** Start DATASET ENTRIES **

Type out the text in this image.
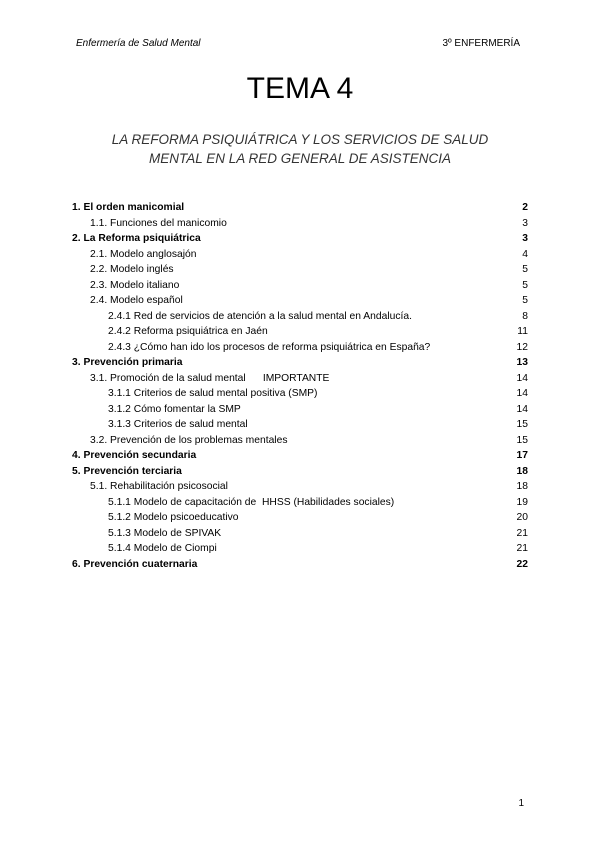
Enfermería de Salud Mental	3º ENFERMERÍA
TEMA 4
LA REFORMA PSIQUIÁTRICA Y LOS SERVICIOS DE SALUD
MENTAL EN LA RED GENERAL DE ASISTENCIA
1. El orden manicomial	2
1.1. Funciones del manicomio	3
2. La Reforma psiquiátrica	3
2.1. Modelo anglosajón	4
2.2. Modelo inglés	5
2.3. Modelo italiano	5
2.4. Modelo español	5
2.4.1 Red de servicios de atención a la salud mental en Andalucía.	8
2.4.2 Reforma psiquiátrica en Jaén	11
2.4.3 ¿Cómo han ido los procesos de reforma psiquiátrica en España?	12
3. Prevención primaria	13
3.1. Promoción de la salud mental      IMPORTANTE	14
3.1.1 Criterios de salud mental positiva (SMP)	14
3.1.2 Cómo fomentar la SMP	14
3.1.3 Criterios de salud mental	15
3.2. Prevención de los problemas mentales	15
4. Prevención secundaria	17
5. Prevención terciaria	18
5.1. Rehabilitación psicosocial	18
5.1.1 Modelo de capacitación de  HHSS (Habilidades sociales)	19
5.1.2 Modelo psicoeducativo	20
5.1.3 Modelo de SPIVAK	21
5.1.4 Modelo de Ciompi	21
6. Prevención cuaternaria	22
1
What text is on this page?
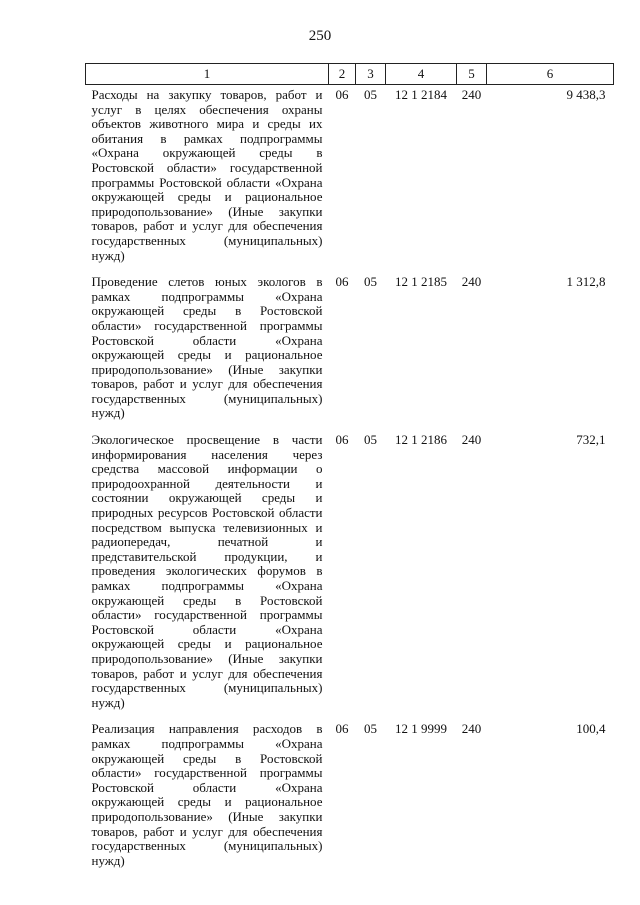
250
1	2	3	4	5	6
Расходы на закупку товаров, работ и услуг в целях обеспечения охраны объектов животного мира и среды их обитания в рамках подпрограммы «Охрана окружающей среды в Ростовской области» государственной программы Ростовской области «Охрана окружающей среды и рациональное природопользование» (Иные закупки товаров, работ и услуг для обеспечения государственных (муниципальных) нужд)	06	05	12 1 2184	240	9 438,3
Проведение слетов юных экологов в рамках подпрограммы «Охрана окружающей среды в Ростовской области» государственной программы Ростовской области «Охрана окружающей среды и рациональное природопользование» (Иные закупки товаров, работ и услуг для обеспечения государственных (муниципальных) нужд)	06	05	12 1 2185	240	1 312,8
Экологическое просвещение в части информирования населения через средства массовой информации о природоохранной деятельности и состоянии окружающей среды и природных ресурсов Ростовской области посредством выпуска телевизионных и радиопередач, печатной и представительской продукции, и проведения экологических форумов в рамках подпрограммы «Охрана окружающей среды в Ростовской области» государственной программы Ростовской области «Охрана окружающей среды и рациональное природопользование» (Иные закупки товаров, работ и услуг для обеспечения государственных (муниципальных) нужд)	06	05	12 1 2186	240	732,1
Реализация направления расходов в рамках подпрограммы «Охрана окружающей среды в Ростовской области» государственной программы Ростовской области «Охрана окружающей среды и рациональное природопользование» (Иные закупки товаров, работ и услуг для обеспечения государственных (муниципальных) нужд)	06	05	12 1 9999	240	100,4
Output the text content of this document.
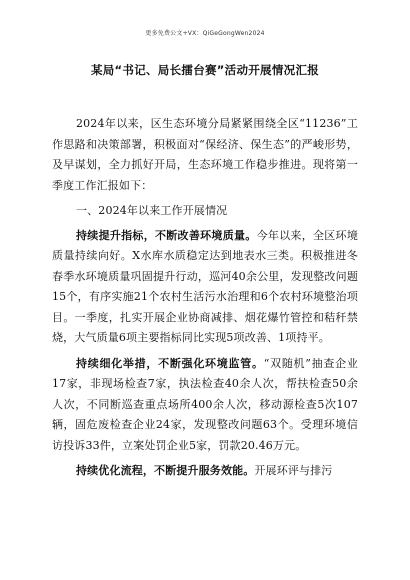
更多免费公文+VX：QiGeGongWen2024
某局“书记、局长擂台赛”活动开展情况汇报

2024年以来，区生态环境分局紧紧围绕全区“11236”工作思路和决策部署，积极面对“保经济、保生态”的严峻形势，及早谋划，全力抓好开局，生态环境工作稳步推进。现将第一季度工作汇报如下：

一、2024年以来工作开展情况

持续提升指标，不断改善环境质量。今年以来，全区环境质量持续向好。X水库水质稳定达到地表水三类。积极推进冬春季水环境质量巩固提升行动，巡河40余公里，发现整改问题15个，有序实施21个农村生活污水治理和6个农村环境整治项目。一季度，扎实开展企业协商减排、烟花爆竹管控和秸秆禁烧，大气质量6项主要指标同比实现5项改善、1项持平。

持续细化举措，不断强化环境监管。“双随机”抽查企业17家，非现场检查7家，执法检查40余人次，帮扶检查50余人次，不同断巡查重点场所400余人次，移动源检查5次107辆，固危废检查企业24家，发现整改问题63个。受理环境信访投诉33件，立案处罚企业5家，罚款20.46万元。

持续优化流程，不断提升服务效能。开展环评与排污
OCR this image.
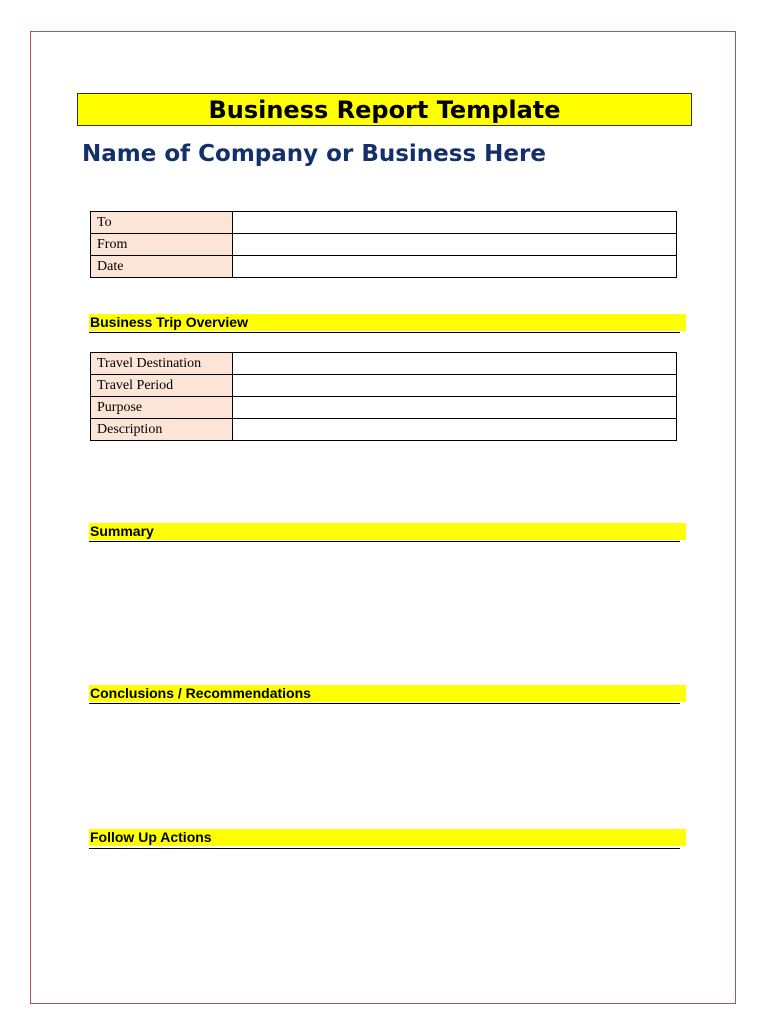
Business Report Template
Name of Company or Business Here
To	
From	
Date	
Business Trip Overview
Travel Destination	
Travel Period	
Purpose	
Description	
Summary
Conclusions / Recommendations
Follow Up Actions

** End DATASET ENTRIES **
** Start DATASET ENTRIES **

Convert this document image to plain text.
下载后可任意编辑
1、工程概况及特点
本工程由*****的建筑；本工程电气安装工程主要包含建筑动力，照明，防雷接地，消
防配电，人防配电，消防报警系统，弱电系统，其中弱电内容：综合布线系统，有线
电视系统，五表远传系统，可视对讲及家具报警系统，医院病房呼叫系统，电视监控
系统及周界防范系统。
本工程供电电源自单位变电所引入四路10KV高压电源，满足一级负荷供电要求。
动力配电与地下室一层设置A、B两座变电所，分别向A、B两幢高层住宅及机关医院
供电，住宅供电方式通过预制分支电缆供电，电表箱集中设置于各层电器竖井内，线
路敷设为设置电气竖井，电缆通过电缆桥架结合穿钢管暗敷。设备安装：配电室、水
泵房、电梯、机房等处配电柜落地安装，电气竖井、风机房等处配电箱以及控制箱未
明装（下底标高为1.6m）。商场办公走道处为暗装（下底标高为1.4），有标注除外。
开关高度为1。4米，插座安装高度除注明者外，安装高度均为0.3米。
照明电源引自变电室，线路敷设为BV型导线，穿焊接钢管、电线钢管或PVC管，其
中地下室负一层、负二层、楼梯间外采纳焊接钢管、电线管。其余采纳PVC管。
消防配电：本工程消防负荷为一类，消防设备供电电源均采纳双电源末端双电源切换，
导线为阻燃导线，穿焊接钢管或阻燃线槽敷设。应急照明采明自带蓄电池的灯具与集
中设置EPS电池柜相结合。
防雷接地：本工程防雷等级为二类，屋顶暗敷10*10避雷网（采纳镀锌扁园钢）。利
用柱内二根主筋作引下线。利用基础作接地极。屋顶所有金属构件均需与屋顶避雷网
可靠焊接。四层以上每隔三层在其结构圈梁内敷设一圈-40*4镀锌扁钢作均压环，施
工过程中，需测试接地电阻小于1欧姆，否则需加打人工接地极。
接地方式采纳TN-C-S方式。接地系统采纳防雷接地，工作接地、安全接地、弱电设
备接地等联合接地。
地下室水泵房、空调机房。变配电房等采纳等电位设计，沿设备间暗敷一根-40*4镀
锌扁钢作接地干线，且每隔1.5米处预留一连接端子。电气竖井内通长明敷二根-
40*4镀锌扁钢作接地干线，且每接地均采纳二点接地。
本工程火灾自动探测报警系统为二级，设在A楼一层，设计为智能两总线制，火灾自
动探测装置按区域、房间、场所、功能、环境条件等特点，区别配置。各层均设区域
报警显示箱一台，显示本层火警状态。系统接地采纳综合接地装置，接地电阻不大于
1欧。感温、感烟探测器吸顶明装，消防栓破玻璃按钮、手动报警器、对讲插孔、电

** End DATASET ENTRIES **

> _GIVEN TASK_
Take each line containing the string "document" and copy it out.

> _EXPECTED OUTPUT_
Output the text content of this document.
Convert this document image to plain text.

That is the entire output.